[Extracted data entries]
########################################

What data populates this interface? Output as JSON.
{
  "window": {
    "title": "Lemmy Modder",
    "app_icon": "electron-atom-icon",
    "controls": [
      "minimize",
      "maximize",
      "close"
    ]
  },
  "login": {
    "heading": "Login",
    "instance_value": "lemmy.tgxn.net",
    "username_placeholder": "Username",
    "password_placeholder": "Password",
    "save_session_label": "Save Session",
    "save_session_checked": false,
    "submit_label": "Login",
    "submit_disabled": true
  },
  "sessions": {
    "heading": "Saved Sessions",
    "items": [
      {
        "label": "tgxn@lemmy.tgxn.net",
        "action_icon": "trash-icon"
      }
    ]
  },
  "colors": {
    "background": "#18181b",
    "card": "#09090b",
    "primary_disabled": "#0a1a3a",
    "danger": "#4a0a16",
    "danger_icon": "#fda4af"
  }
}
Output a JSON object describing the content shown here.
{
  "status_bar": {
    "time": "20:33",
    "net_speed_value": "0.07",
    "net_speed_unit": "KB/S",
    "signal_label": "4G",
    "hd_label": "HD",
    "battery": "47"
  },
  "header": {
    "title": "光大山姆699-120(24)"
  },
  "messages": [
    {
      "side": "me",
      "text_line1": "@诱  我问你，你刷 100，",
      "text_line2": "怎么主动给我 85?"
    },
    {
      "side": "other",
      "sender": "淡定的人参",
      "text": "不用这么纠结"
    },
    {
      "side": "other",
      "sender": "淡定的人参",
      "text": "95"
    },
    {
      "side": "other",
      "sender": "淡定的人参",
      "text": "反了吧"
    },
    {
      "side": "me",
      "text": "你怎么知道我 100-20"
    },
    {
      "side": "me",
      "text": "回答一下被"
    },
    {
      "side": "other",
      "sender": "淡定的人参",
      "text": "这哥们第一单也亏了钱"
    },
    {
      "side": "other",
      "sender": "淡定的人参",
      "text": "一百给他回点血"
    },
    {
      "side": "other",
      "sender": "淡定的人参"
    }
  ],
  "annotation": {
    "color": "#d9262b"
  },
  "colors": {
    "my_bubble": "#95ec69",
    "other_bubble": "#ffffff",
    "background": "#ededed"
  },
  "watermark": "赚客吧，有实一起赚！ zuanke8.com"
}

########################################

What is the number of lines above that contain "Output"? Answer with that number only.

# [SOLUTION]
2